[Records that describe figures]
——

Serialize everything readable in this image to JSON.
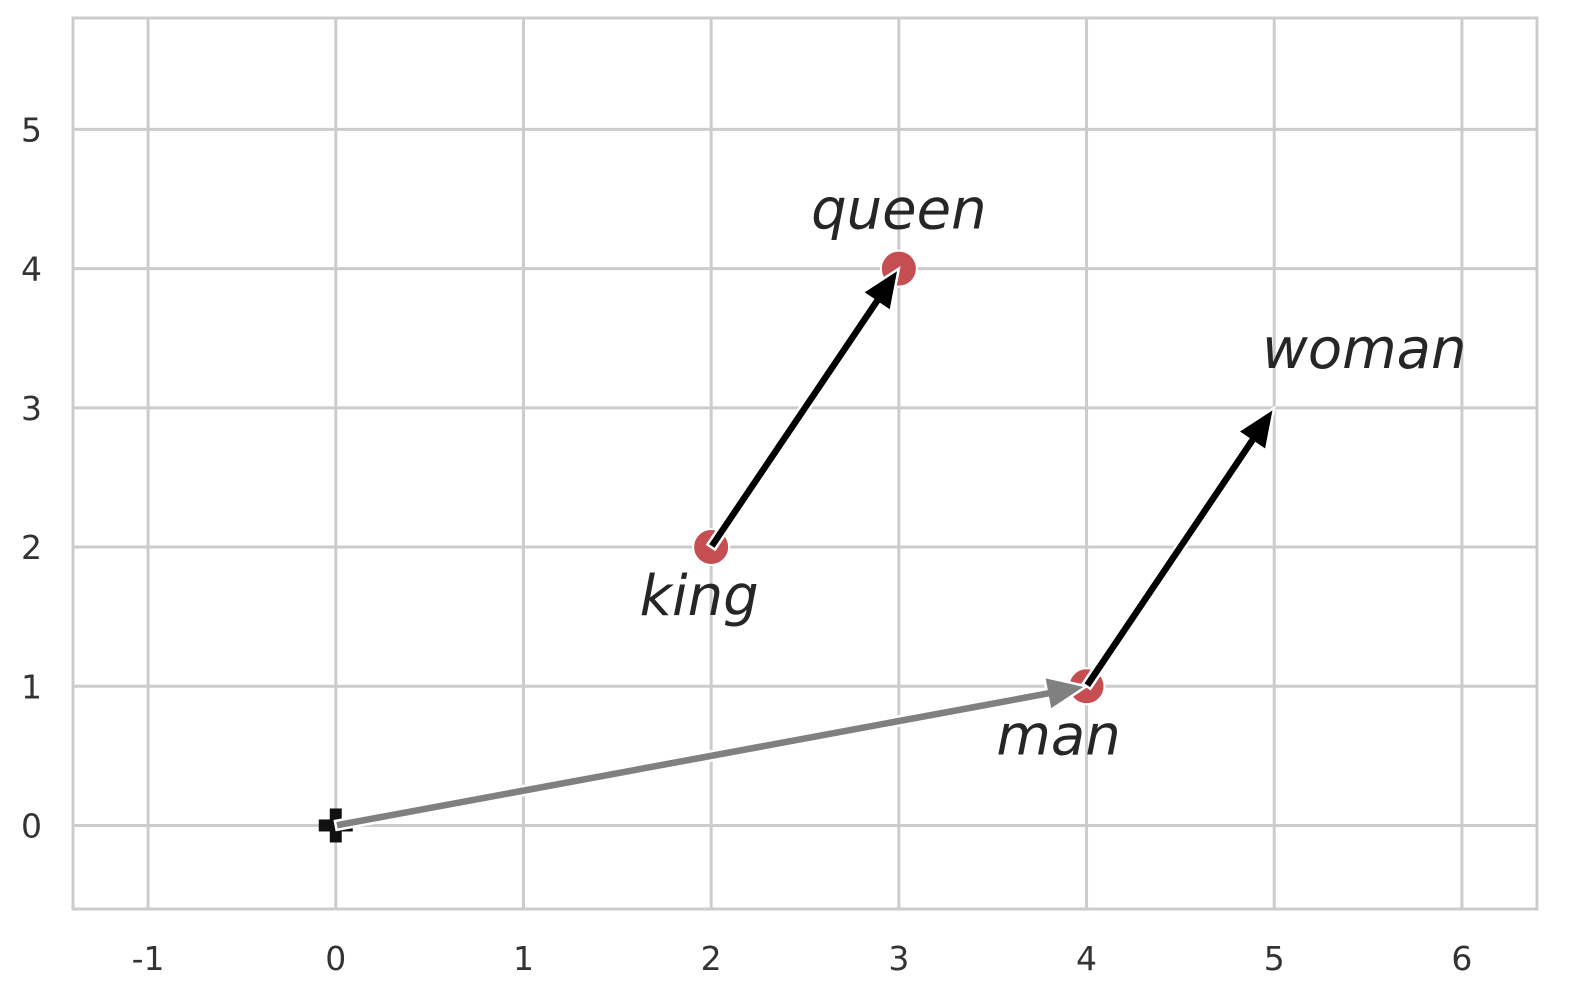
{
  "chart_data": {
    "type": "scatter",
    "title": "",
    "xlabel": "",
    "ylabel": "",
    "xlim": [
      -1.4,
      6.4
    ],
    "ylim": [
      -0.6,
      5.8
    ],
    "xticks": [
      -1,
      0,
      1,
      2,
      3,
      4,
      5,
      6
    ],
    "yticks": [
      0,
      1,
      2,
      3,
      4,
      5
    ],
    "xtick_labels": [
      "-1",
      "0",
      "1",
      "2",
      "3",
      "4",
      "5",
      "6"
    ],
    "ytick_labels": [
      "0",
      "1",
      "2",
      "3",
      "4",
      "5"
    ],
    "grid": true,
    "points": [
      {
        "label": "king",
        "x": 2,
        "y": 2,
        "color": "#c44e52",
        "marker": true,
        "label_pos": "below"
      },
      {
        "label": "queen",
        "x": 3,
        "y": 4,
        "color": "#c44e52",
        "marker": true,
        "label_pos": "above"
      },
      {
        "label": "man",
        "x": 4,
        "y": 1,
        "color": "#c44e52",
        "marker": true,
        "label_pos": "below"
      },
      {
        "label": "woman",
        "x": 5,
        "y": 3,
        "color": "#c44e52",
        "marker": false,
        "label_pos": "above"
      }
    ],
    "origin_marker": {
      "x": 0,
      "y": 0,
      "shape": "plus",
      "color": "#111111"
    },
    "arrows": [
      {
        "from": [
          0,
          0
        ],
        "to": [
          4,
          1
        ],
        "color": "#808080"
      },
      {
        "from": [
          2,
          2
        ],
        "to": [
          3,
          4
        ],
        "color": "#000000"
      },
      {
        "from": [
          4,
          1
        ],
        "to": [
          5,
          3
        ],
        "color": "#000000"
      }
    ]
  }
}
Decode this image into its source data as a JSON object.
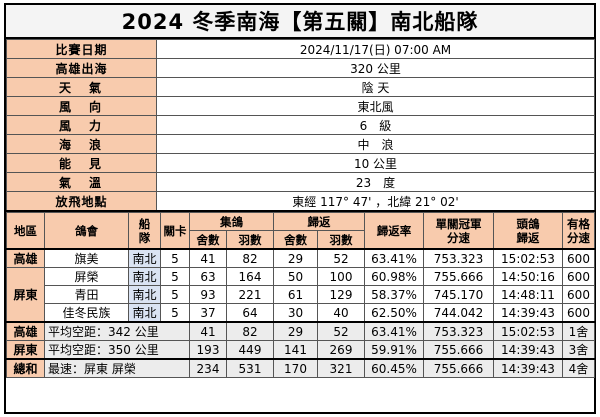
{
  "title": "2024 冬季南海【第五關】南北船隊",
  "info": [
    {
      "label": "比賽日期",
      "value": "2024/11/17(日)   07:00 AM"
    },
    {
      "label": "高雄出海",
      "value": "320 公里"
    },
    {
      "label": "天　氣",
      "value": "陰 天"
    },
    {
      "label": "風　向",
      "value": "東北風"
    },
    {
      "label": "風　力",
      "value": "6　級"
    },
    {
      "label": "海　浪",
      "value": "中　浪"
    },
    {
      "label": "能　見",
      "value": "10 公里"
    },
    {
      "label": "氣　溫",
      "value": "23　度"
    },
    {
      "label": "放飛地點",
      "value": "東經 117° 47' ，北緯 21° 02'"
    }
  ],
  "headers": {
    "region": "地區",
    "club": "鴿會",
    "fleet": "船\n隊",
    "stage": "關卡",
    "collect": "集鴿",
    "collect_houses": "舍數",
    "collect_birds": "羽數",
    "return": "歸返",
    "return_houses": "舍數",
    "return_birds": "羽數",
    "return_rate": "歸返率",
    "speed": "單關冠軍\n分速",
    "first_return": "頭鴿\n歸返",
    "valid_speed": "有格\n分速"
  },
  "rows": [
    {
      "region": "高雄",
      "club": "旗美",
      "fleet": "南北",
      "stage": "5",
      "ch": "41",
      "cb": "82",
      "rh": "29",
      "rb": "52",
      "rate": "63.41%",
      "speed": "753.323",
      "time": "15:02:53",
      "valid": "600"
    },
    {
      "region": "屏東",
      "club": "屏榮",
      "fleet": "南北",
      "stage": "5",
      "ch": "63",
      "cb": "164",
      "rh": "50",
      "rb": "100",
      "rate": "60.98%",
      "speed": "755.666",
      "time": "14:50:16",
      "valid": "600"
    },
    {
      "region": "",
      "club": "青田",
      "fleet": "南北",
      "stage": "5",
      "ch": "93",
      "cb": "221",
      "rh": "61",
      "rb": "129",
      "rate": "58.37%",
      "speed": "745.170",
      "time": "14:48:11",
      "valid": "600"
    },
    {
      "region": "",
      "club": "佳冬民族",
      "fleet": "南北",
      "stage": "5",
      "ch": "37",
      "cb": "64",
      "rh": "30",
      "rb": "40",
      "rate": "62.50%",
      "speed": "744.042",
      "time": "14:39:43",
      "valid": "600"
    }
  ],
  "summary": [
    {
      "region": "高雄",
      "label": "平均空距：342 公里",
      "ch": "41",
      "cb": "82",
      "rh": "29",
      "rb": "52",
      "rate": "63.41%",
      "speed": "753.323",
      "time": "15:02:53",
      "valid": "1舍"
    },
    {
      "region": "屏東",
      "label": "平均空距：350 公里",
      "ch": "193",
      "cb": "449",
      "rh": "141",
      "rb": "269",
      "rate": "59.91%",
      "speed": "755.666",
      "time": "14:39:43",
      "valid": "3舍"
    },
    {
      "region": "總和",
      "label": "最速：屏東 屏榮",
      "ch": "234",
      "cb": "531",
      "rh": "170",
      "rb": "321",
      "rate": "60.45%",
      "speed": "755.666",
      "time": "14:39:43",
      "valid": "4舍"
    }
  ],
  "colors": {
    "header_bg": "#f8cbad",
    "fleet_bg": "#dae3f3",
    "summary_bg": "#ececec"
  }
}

——

• Task objective:
Look through the entries above; copy every line holding the string "this".

• Result of the exercise:
Serialize everything readable in this image to JSON.
Decode this image into its source data as a JSON object.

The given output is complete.